* Set problem *
Output the full listing word for word.

* Source material *
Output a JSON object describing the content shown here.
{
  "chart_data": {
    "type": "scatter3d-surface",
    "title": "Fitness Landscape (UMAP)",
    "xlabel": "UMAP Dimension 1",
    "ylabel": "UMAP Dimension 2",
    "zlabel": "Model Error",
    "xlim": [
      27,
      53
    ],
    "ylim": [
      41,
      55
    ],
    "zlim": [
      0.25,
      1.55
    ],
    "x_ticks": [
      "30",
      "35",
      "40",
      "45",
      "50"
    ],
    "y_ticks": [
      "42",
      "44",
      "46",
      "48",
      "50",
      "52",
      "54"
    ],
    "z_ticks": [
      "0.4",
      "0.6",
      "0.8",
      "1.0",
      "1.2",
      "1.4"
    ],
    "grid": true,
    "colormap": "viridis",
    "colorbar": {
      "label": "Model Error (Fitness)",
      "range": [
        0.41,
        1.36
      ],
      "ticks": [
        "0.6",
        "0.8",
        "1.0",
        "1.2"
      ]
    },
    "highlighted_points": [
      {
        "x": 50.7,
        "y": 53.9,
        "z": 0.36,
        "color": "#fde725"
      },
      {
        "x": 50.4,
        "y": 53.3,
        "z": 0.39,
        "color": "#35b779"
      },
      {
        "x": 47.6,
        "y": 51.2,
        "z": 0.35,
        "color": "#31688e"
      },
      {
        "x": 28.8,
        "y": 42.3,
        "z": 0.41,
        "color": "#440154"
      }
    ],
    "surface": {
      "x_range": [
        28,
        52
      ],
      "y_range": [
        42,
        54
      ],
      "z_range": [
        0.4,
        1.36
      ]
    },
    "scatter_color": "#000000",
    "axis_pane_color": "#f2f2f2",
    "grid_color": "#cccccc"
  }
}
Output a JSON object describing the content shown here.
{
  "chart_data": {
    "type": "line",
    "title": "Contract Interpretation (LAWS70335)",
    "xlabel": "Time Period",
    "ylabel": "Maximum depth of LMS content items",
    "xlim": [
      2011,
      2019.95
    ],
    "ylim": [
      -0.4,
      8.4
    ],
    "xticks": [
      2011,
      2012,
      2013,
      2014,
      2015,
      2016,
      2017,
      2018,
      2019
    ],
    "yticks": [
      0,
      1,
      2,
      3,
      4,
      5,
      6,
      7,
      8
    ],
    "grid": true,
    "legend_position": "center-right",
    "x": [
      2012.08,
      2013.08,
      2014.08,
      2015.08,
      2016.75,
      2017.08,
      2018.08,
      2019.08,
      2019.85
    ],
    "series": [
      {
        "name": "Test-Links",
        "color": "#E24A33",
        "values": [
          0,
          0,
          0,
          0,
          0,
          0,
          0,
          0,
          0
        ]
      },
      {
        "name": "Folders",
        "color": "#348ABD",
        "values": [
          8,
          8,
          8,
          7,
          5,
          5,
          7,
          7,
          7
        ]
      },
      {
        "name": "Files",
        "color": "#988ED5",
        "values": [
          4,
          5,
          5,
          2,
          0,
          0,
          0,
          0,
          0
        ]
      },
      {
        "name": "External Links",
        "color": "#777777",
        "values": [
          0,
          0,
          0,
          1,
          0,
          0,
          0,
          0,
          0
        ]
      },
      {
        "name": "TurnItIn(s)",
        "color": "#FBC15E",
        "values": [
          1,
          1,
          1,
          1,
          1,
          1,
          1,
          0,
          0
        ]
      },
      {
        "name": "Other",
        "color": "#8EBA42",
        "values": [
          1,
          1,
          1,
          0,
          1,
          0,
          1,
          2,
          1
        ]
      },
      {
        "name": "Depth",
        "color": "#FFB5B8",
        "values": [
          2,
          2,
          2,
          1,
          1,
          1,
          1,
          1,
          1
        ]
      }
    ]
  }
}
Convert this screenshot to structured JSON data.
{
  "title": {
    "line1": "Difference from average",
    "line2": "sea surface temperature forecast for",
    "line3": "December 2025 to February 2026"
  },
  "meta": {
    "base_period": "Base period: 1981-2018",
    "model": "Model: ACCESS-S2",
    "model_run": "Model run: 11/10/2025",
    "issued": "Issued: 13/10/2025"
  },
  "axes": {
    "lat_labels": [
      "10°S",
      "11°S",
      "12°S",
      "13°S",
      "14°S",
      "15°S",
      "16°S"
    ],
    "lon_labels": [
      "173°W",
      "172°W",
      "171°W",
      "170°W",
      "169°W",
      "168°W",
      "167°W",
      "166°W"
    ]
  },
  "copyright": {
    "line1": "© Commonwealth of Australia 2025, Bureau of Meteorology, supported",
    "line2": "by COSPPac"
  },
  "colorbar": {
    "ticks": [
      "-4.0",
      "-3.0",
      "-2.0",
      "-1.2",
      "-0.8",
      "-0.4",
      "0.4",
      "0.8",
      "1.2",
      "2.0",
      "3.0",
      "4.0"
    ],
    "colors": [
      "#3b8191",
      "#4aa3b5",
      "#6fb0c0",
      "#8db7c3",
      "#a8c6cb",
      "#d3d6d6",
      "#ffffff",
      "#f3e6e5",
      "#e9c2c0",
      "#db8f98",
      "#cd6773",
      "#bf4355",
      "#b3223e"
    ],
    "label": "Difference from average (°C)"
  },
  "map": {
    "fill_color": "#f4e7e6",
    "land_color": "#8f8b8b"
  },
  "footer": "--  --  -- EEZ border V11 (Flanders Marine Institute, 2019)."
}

* Right answer *
Output a JSON object describing the content shown here.
{
  "chart_data": {
    "type": "scatter3d-surface",
    "title": "Fitness Landscape (UMAP)",
    "xlabel": "UMAP Dimension 1",
    "ylabel": "UMAP Dimension 2",
    "zlabel": "Model Error",
    "xlim": [
      27,
      53
    ],
    "ylim": [
      41,
      55
    ],
    "zlim": [
      0.25,
      1.55
    ],
    "x_ticks": [
      "30",
      "35",
      "40",
      "45",
      "50"
    ],
    "y_ticks": [
      "42",
      "44",
      "46",
      "48",
      "50",
      "52",
      "54"
    ],
    "z_ticks": [
      "0.4",
      "0.6",
      "0.8",
      "1.0",
      "1.2",
      "1.4"
    ],
    "grid": true,
    "colormap": "viridis",
    "colorbar": {
      "label": "Model Error (Fitness)",
      "range": [
        0.41,
        1.36
      ],
      "ticks": [
        "0.6",
        "0.8",
        "1.0",
        "1.2"
      ]
    },
    "highlighted_points": [
      {
        "x": 50.7,
        "y": 53.9,
        "z": 0.36,
        "color": "#fde725"
      },
      {
        "x": 50.4,
        "y": 53.3,
        "z": 0.39,
        "color": "#35b779"
      },
      {
        "x": 47.6,
        "y": 51.2,
        "z": 0.35,
        "color": "#31688e"
      },
      {
        "x": 28.8,
        "y": 42.3,
        "z": 0.41,
        "color": "#440154"
      }
    ],
    "surface": {
      "x_range": [
        28,
        52
      ],
      "y_range": [
        42,
        54
      ],
      "z_range": [
        0.4,
        1.36
      ]
    },
    "scatter_color": "#000000",
    "axis_pane_color": "#f2f2f2",
    "grid_color": "#cccccc"
  }
}
Output a JSON object describing the content shown here.
{
  "chart_data": {
    "type": "line",
    "title": "Contract Interpretation (LAWS70335)",
    "xlabel": "Time Period",
    "ylabel": "Maximum depth of LMS content items",
    "xlim": [
      2011,
      2019.95
    ],
    "ylim": [
      -0.4,
      8.4
    ],
    "xticks": [
      2011,
      2012,
      2013,
      2014,
      2015,
      2016,
      2017,
      2018,
      2019
    ],
    "yticks": [
      0,
      1,
      2,
      3,
      4,
      5,
      6,
      7,
      8
    ],
    "grid": true,
    "legend_position": "center-right",
    "x": [
      2012.08,
      2013.08,
      2014.08,
      2015.08,
      2016.75,
      2017.08,
      2018.08,
      2019.08,
      2019.85
    ],
    "series": [
      {
        "name": "Test-Links",
        "color": "#E24A33",
        "values": [
          0,
          0,
          0,
          0,
          0,
          0,
          0,
          0,
          0
        ]
      },
      {
        "name": "Folders",
        "color": "#348ABD",
        "values": [
          8,
          8,
          8,
          7,
          5,
          5,
          7,
          7,
          7
        ]
      },
      {
        "name": "Files",
        "color": "#988ED5",
        "values": [
          4,
          5,
          5,
          2,
          0,
          0,
          0,
          0,
          0
        ]
      },
      {
        "name": "External Links",
        "color": "#777777",
        "values": [
          0,
          0,
          0,
          1,
          0,
          0,
          0,
          0,
          0
        ]
      },
      {
        "name": "TurnItIn(s)",
        "color": "#FBC15E",
        "values": [
          1,
          1,
          1,
          1,
          1,
          1,
          1,
          0,
          0
        ]
      },
      {
        "name": "Other",
        "color": "#8EBA42",
        "values": [
          1,
          1,
          1,
          0,
          1,
          0,
          1,
          2,
          1
        ]
      },
      {
        "name": "Depth",
        "color": "#FFB5B8",
        "values": [
          2,
          2,
          2,
          1,
          1,
          1,
          1,
          1,
          1
        ]
      }
    ]
  }
}
Convert this screenshot to structured JSON data.
{
  "title": {
    "line1": "Difference from average",
    "line2": "sea surface temperature forecast for",
    "line3": "December 2025 to February 2026"
  },
  "meta": {
    "base_period": "Base period: 1981-2018",
    "model": "Model: ACCESS-S2",
    "model_run": "Model run: 11/10/2025",
    "issued": "Issued: 13/10/2025"
  },
  "axes": {
    "lat_labels": [
      "10°S",
      "11°S",
      "12°S",
      "13°S",
      "14°S",
      "15°S",
      "16°S"
    ],
    "lon_labels": [
      "173°W",
      "172°W",
      "171°W",
      "170°W",
      "169°W",
      "168°W",
      "167°W",
      "166°W"
    ]
  },
  "copyright": {
    "line1": "© Commonwealth of Australia 2025, Bureau of Meteorology, supported",
    "line2": "by COSPPac"
  },
  "colorbar": {
    "ticks": [
      "-4.0",
      "-3.0",
      "-2.0",
      "-1.2",
      "-0.8",
      "-0.4",
      "0.4",
      "0.8",
      "1.2",
      "2.0",
      "3.0",
      "4.0"
    ],
    "colors": [
      "#3b8191",
      "#4aa3b5",
      "#6fb0c0",
      "#8db7c3",
      "#a8c6cb",
      "#d3d6d6",
      "#ffffff",
      "#f3e6e5",
      "#e9c2c0",
      "#db8f98",
      "#cd6773",
      "#bf4355",
      "#b3223e"
    ],
    "label": "Difference from average (°C)"
  },
  "map": {
    "fill_color": "#f4e7e6",
    "land_color": "#8f8b8b"
  },
  "footer": "--  --  -- EEZ border V11 (Flanders Marine Institute, 2019)."
}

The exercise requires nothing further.